TASK STATEMENT: Go through the data below. List every line that holds the word "Espaigne".

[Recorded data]
* * * * * * * * *
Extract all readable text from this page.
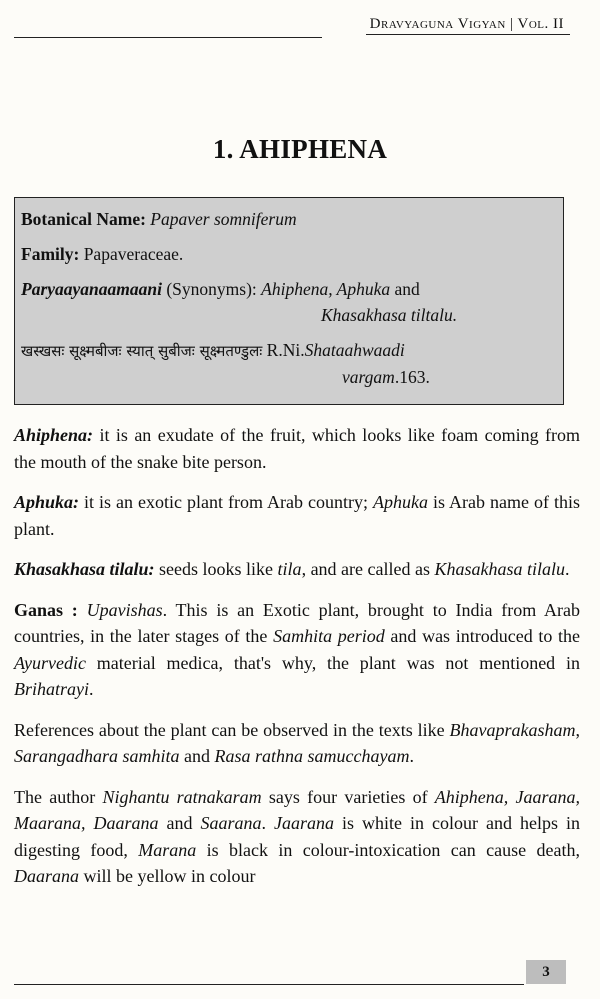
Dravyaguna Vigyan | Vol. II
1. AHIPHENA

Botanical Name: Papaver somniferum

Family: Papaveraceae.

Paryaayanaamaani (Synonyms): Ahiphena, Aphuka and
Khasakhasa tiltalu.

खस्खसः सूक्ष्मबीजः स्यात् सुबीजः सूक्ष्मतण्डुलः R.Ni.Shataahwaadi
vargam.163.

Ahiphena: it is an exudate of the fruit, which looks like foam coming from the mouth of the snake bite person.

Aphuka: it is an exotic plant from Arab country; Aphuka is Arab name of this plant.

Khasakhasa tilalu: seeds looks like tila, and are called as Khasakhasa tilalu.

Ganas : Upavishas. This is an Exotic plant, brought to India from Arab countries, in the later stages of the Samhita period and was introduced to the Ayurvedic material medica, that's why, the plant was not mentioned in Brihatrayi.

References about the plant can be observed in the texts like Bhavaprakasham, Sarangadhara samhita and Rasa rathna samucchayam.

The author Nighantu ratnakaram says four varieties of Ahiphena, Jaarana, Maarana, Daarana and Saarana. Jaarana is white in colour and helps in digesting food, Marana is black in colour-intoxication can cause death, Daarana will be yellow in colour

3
* * * * * * * * *
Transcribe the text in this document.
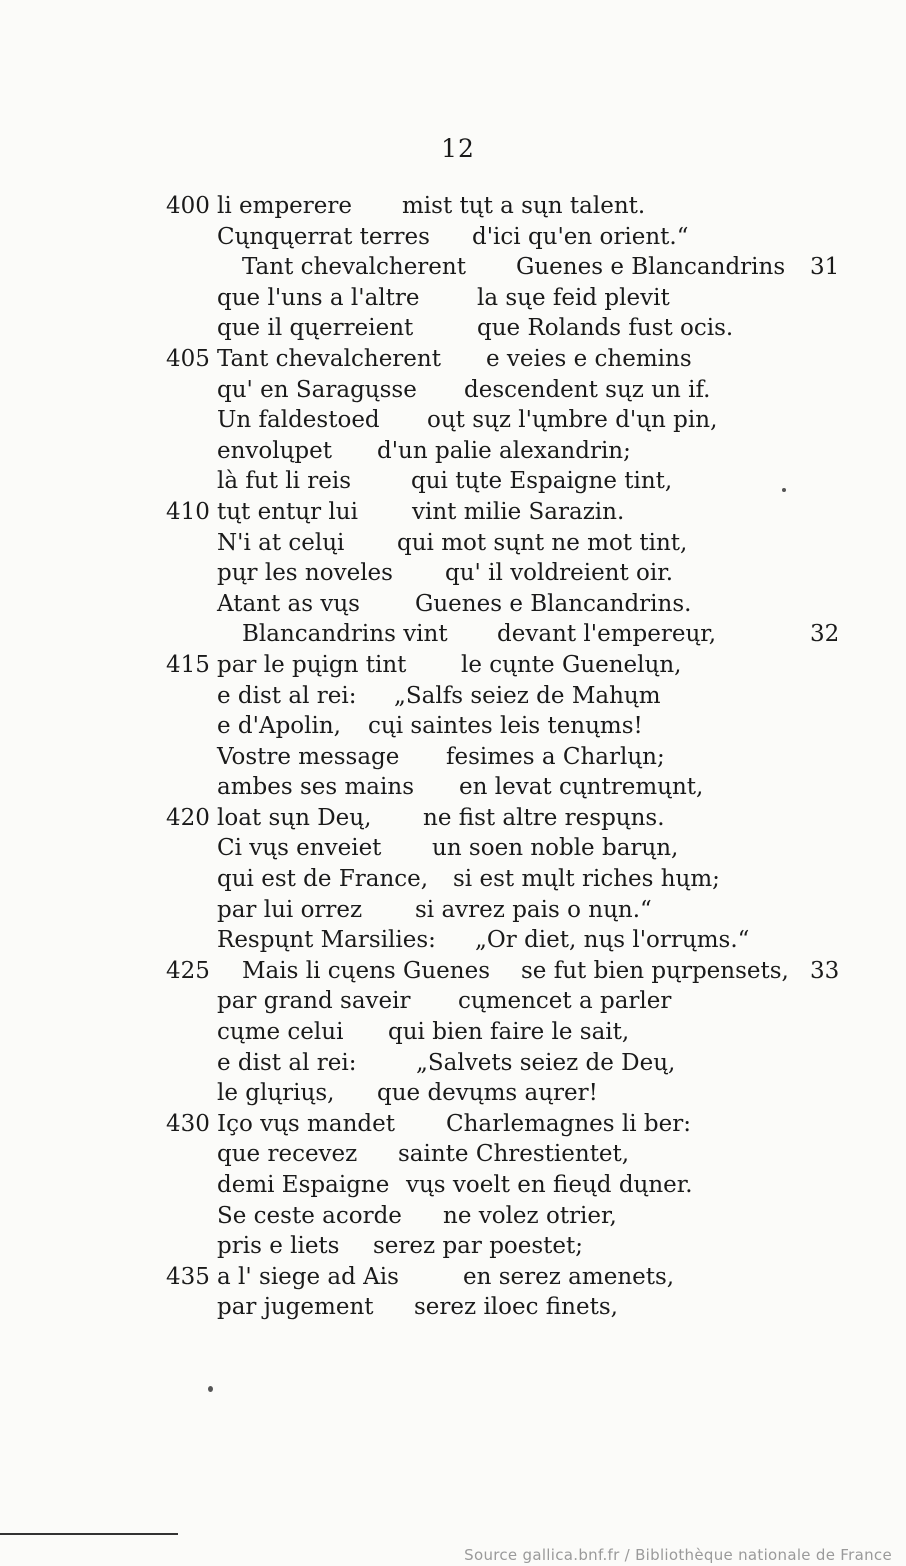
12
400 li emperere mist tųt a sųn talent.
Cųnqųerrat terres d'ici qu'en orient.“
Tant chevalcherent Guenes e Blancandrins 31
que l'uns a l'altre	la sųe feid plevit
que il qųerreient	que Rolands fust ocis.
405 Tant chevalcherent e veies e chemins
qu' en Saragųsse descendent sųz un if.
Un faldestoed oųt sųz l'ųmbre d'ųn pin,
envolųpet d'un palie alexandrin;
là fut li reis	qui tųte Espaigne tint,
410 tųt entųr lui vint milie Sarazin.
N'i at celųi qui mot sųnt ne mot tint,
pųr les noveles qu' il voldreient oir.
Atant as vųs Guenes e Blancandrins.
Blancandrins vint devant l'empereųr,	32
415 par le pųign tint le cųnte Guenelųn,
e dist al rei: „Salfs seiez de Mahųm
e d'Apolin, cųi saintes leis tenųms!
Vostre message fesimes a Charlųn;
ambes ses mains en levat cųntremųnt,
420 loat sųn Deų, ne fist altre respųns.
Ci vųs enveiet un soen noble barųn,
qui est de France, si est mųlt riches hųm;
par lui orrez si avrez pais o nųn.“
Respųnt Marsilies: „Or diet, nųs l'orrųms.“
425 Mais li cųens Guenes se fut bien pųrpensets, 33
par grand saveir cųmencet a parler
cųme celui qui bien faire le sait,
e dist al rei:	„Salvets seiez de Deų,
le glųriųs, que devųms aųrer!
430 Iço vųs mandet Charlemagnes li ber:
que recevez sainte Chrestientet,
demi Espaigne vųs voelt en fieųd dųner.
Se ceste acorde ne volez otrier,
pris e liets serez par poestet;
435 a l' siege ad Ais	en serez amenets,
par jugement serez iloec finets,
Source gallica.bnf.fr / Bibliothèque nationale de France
* * * * * * * * *
RESULT OF THE EXERCISE:
là fut li reis	qui tųte Espaigne tint,
demi Espaigne vųs voelt en fieųd dųner.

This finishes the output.